PROVIDED PASSAGE —
+--
302 of the IPC. The trial court found that all the eye witnesses had not supported the  

prosecution but relying on the circumstantial evidence convicted the accused for an  

offence  punishable  under  Section  302  of  the  IPC and  sentenced  him to  undergo  

imprisonment for life. An appeal taken to the High Court was also dismissed.  

3.  The present  appeal  by way of special  leave is  limited to the nature of the  

offence only on the understanding that as per the case of the appellant the case would  

fall under Exception 4 to Section 300 of the IPC.  

4. Mr. Sanjiv Bhatnagar, the learned counsel for the appellant has very candidly  

stated that in view of the limited notice it was not open to him to argue the matter  

seeking the acquittal of the appellant. He has, accordingly, submitted that taking the  

prosecution story as it is, it was clear that the matter would fall under Exception 4 of  

Section 300 of the Indian Penal Code as an outcome of a sudden quarrel. He has  

pointed out that only one injury of small dimensions had been caused by the appellant  

to the deceased and that too in the abdomen and as the appellant had himself taken  

the deceased to the hospital, an inference could be drawn that there was no intention  

to kill the deceased. This plea has been strongly controverted by Mr. Ashok Bhan the  

learned counsel for the respondent State of Delhi.  

5. We have examined the arguments raised by the learned counsel for the parties  

very carefully. The sine quo non for the application of an Exception to Section 300  

always  is  that  it  is  a  case  of  murder  but  the  accused  claims  the  benefit  of  the  

Exception to bring it out of that Section and to make it a case of culpable homicide  

not amounting to murder. We must, therefore, assume that this would be a case of  

murder and it is for the accused to show the applicability of the Exception. Exception  

4 reads as under

3

“Exception  4.  -  Culpable  homicide  is  not  murder  if  it  is  committed  without  

premeditation in a sudden fight in the heat of passion upon a sudden quarrel and  

without the offender having taken undue advantage or acted in a cruel or unusual  

manner.”
+--
TASKS TO COMPLETE —
(1) Answer these questions from the judgment excerpt:
(a) What sentence did the trial court impose on the accused?
(b) Who argued for the respondent State of Delhi?
(c) According to the appellant's counsel, where on the body was the single injury caused?
(2) Carry on the judgment excerpt from its final sentence.
The rows that follow come from a different source than the judgment excerpt.
+--
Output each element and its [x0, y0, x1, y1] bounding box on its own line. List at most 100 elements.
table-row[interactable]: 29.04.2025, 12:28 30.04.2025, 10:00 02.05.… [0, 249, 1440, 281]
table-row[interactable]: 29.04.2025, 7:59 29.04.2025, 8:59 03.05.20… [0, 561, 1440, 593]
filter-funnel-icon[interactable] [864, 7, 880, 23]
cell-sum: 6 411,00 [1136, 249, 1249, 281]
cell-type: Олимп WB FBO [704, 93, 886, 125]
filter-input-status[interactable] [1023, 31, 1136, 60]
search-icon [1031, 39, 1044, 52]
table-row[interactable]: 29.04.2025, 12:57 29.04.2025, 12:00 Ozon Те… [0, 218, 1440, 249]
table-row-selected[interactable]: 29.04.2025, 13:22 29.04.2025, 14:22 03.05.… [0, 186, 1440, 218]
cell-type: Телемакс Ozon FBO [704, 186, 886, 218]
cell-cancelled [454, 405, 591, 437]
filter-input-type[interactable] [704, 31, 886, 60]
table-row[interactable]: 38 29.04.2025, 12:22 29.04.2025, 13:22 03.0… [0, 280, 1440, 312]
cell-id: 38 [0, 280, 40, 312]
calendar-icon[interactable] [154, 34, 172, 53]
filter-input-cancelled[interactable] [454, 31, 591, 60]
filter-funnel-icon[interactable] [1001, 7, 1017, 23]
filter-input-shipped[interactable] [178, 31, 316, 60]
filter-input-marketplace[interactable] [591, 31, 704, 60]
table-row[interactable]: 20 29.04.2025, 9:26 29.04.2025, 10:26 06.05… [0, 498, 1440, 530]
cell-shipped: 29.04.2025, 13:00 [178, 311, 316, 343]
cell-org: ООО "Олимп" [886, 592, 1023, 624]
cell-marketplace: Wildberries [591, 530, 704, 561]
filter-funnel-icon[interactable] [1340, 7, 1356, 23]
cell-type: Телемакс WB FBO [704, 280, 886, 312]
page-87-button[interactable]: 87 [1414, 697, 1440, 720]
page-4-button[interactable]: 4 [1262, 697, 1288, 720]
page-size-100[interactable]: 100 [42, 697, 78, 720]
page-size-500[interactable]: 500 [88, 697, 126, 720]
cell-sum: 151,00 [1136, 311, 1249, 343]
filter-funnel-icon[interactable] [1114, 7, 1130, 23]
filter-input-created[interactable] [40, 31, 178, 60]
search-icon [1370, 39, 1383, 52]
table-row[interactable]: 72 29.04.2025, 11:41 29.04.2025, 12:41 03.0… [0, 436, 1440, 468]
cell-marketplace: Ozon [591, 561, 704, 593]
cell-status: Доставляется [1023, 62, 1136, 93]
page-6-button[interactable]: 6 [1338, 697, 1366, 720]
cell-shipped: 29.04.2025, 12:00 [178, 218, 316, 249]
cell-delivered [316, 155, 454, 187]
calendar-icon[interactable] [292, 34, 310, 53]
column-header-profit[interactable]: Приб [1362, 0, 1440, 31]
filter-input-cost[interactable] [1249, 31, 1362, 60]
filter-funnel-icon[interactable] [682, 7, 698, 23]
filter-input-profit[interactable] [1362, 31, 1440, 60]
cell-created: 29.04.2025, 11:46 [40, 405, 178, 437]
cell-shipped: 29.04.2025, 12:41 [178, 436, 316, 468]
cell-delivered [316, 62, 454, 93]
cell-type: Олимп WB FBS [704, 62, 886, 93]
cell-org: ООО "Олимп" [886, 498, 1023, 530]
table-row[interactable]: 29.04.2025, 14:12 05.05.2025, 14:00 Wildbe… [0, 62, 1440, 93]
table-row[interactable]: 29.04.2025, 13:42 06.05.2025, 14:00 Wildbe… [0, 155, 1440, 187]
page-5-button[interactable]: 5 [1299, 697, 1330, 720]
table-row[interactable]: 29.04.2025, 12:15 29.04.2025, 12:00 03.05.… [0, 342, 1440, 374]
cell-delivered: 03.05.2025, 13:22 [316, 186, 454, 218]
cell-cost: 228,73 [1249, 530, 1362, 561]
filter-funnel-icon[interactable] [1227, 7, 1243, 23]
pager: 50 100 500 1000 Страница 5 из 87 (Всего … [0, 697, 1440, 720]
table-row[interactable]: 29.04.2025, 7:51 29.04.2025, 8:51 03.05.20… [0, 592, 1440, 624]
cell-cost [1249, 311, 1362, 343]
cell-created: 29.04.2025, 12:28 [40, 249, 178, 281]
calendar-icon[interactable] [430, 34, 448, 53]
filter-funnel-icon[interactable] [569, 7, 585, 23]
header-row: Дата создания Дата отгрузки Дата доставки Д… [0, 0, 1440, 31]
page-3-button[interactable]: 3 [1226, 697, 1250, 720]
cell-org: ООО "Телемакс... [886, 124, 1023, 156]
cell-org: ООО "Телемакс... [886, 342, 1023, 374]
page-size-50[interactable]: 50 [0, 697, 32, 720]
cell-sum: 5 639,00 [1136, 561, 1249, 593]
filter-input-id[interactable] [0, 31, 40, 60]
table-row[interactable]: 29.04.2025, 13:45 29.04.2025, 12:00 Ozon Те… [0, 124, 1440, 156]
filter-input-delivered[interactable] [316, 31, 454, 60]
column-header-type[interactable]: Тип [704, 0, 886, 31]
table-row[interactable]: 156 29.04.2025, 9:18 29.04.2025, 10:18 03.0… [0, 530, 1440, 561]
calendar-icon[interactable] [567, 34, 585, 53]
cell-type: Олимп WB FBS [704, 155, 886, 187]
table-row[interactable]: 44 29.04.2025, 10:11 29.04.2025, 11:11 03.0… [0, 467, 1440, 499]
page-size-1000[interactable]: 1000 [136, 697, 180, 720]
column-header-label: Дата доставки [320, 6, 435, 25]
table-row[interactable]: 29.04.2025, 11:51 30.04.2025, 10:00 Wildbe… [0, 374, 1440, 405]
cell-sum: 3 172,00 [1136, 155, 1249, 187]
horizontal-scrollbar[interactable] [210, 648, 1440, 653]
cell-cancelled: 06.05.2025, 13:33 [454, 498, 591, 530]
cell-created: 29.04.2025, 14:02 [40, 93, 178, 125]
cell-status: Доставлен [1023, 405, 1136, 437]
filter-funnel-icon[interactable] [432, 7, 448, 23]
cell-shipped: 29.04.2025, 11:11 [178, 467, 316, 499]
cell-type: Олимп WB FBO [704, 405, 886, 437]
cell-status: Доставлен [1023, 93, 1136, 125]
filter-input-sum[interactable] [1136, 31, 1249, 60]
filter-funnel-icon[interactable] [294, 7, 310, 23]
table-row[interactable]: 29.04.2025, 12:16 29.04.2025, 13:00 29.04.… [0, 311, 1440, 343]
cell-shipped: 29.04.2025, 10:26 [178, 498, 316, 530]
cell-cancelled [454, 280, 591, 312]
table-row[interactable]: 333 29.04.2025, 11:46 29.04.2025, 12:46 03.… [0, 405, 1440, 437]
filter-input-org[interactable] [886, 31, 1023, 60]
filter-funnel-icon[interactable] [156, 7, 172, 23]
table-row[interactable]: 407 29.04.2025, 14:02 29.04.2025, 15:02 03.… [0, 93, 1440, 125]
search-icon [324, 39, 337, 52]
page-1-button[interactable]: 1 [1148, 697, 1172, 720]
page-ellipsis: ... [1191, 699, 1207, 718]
+--
ANSWER SECTION —
(1)
(a) Imprisonment for life.
(b) Mr. Ashok Bhan.
(c) In the abdomen.

(2)
A perusal of the provision would reveal that four conditions must be satisfied to bring  

the matter within Exception 4:  

(i) it was a sudden fight;  

(ii) there was no premeditation;  

(iii) the act was done in the heat of passion ; and; that  

(iv) the  assailant  had  not  taken  any  undue  advantage  or  acted  in  a  cruel  

manner.  

6. We are of the opinion that the facts, as have been given by us above, do not  

justify the applicability of Exception 4. Admittedly there was no pre-meditation in the  

incident. The second requirement of a sudden fight is however missing. The facts  

show that there was no sudden quarrel and it was a unilateral act on the part of the  

appellant  as  he  lost  his  temper  as  he  suspected  the  deceased  of  having  

misappropriated the fare that he had been collecting. The deceased also had no role to  

play.  We  also  see  that  the  appellant  had  taken  undue  advantage  of  his  position  

inasmuch as that he had run to the scooter opened the boot, taken out a knife and  

caused one injury on the person of the deceased who was a young, unarmed boy. It  

was, therefore, also a clear case where the appellant had taken undue advantage of his  

position. It is also well settled that the number of injuries caused in such a case is not  

conclusive in determining the nature of the offence, but what has to be primarily seen  

are the circumstances preceding the incident and not exclusively during the incident.  

We are,  therefore, of the opinion that the case of the appellant cannot fall  within  

Exception 4.  

7. We, accordingly, dismiss the appeal.